> [WHAT IS REQUIRED]: Please list all lines of the material below in which the string "wallet" occurs.

Items from a dataset
....................

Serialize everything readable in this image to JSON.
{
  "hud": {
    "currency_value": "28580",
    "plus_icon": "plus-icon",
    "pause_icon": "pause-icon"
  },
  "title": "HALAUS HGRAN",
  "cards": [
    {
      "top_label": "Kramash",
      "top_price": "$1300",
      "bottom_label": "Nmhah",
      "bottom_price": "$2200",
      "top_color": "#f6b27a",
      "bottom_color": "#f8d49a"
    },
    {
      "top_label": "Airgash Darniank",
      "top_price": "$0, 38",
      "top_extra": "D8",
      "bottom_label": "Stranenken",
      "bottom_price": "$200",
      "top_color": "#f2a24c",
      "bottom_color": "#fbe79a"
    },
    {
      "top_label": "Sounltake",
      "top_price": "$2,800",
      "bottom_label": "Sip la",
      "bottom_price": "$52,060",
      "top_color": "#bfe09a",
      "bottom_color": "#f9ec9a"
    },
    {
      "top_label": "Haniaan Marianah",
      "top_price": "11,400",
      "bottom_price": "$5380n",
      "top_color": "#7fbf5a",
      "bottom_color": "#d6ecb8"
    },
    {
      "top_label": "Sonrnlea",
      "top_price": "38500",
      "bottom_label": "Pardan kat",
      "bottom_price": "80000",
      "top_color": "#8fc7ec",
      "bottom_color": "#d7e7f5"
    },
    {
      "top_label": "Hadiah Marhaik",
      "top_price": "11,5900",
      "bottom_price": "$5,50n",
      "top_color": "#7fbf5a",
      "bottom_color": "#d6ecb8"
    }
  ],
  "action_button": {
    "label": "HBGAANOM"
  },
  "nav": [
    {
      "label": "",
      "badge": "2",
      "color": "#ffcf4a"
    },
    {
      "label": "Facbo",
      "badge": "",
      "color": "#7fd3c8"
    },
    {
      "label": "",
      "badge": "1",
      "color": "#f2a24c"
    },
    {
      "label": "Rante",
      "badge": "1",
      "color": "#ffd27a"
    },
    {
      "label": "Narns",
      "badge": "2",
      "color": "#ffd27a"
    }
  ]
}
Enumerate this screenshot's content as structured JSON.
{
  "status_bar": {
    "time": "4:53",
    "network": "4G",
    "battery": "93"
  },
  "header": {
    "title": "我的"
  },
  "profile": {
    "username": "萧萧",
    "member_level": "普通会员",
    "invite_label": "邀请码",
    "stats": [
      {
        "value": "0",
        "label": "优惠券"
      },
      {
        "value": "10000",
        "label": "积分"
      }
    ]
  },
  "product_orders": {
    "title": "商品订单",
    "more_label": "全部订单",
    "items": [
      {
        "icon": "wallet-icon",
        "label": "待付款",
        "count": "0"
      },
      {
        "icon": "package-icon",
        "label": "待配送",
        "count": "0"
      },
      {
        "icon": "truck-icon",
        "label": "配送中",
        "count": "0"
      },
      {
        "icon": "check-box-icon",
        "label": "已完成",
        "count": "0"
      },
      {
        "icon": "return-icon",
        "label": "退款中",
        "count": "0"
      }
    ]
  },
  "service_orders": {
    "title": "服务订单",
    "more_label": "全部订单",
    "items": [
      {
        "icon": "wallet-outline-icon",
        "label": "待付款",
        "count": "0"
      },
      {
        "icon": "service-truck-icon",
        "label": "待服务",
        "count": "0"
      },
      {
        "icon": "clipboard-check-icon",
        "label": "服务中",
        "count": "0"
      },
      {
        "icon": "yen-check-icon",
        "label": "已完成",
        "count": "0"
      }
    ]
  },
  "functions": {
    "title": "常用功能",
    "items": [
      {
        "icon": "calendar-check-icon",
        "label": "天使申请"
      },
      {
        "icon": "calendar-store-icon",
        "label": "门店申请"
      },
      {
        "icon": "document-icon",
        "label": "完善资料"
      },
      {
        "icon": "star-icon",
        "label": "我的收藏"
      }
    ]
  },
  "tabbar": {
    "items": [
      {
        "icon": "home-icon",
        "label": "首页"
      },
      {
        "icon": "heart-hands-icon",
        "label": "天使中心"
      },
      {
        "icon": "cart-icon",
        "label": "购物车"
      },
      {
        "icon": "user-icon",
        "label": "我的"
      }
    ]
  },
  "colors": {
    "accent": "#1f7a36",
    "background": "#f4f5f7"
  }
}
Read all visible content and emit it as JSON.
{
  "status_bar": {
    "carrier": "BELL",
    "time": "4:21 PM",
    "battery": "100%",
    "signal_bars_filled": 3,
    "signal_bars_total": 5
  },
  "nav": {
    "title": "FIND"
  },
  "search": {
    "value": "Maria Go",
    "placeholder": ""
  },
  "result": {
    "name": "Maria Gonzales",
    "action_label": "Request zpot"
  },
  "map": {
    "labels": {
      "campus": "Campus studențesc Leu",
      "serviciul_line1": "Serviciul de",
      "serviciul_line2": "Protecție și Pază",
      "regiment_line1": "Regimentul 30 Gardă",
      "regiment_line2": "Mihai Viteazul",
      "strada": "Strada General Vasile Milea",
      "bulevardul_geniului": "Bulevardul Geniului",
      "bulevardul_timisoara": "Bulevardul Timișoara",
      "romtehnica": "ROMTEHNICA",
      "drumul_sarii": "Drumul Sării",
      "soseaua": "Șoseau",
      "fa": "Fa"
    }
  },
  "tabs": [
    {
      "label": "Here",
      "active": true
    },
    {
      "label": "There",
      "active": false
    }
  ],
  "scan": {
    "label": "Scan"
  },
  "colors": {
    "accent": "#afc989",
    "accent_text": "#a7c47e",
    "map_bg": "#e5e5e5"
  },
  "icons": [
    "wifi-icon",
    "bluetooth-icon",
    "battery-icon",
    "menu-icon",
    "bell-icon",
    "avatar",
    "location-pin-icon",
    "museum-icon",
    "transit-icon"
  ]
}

....................

> [REPLY TO THE TASK]:
        "icon": "wallet-icon",
        "icon": "wallet-outline-icon",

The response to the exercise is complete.